- _Stated problem_
Search the material for the word "labels" and copy each line that holds it.

#### Excerpted records

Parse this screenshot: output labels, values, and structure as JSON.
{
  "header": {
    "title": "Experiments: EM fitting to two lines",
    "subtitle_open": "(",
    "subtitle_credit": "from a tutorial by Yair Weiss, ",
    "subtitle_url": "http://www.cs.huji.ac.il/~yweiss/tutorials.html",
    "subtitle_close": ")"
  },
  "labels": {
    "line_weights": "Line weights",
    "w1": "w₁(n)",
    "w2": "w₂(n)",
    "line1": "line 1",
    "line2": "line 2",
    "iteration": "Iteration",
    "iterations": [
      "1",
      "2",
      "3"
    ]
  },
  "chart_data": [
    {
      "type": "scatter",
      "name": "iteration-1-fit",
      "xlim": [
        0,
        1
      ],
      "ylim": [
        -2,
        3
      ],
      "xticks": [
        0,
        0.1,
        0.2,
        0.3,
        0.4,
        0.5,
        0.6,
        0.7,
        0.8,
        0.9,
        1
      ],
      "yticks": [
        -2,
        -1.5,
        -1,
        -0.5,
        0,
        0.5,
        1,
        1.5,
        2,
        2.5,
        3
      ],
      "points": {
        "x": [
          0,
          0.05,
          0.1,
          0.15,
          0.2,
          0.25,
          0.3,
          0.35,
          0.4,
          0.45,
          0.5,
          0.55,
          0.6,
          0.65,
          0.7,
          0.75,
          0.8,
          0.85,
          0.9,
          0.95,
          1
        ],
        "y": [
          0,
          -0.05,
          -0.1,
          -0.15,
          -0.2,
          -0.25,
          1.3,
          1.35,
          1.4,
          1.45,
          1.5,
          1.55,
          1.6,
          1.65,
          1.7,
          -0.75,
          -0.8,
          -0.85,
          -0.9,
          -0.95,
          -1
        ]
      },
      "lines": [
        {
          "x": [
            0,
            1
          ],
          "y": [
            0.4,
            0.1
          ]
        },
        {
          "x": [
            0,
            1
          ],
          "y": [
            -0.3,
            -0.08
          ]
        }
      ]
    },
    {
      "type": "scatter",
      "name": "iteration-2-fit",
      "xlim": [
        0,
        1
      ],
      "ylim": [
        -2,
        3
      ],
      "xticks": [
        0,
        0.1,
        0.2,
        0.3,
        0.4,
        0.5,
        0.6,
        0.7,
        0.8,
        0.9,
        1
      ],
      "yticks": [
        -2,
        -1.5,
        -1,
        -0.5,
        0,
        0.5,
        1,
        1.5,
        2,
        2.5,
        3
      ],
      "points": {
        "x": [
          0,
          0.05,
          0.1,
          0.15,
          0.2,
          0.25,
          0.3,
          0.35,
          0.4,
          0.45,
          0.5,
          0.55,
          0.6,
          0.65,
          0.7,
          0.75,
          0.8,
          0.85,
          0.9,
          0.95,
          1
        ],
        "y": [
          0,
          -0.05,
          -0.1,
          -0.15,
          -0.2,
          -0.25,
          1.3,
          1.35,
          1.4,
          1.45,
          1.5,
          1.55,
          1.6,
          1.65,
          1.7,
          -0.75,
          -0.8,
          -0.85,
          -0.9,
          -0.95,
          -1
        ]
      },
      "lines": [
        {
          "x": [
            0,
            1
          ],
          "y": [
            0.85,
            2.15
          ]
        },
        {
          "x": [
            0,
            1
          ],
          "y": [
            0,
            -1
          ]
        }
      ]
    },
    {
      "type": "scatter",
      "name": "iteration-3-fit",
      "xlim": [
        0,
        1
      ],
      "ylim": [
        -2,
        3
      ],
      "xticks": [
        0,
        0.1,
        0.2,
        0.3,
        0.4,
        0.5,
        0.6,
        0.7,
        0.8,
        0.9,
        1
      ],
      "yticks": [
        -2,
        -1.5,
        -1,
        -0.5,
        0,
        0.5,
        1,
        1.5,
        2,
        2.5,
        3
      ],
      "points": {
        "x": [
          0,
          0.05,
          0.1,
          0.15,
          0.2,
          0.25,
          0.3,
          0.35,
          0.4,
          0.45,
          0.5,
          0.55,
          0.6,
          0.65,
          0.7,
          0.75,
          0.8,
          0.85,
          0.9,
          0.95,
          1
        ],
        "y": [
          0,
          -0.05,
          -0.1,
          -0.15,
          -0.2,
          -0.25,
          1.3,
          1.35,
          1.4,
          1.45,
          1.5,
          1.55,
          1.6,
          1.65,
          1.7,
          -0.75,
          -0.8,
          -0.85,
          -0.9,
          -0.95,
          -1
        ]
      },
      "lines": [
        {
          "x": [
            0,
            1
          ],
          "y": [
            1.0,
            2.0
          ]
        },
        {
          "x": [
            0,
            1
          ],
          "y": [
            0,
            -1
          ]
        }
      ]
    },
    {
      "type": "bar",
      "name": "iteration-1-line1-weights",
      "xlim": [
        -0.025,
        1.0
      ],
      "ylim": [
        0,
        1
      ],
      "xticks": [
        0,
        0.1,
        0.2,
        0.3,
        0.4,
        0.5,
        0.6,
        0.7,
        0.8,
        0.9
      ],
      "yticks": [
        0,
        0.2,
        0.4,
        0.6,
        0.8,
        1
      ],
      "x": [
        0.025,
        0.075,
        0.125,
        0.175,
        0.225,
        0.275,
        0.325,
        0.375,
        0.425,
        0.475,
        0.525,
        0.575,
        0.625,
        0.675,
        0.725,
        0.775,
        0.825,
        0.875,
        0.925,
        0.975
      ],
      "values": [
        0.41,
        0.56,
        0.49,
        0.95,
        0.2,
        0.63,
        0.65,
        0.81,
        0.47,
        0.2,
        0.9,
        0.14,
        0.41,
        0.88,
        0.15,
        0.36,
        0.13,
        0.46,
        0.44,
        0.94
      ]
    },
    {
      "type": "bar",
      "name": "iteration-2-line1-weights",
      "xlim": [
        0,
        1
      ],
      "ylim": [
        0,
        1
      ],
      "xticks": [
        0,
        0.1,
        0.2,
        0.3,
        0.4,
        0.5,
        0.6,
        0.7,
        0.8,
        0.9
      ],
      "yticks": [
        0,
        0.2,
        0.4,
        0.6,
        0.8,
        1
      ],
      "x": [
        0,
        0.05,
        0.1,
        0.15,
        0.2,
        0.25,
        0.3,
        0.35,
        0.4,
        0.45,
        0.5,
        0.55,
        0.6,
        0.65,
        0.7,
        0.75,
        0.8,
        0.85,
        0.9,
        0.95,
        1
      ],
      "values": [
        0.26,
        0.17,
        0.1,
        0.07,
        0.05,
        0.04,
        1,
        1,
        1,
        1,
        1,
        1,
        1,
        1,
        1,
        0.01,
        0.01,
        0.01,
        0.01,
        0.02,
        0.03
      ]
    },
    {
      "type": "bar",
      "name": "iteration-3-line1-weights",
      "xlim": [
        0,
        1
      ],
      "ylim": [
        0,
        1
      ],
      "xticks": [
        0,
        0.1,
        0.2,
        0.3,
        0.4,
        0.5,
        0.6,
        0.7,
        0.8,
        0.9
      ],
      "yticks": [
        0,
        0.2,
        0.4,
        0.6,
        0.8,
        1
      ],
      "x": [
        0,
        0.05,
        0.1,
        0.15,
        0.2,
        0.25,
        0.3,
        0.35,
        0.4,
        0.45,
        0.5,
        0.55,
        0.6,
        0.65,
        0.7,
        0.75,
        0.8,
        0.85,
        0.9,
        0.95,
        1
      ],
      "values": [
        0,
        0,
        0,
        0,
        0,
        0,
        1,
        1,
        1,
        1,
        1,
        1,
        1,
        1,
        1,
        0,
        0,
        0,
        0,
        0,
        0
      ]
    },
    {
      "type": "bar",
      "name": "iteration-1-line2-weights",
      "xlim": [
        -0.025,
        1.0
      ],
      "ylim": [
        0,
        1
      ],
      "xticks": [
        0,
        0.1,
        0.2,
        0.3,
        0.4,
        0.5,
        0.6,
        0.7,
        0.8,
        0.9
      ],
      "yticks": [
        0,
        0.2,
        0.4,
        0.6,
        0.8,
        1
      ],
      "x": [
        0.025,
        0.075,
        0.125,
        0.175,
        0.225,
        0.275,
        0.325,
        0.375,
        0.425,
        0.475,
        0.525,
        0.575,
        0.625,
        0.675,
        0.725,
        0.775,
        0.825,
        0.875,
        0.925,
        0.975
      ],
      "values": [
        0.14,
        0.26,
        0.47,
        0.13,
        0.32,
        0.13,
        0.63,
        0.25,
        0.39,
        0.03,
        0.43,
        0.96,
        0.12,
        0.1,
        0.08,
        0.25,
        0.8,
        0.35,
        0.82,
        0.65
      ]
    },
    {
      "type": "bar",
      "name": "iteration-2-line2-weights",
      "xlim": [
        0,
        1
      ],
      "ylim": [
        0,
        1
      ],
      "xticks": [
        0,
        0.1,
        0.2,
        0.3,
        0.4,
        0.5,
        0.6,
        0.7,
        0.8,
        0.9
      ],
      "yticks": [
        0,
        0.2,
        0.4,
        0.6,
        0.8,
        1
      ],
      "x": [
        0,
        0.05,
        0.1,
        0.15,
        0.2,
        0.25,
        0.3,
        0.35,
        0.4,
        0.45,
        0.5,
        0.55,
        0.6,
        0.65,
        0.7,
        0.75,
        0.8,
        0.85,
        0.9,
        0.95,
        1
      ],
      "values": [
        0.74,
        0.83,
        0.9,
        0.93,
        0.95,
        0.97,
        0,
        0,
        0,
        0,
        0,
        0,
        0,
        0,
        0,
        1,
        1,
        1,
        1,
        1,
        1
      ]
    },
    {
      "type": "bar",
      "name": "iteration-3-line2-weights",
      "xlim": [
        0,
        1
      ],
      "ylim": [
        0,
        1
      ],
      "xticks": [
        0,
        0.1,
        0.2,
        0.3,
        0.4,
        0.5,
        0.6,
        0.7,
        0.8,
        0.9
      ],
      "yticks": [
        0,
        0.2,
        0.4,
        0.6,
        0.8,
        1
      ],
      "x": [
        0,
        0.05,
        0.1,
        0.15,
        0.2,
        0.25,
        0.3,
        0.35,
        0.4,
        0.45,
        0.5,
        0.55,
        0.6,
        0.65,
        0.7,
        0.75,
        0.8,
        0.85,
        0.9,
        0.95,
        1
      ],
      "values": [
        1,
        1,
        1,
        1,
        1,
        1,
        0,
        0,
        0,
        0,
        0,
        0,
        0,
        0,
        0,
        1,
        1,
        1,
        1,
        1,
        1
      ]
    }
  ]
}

########

- _Response_
Parse this screenshot: output labels, values, and structure as JSON.
  "labels": {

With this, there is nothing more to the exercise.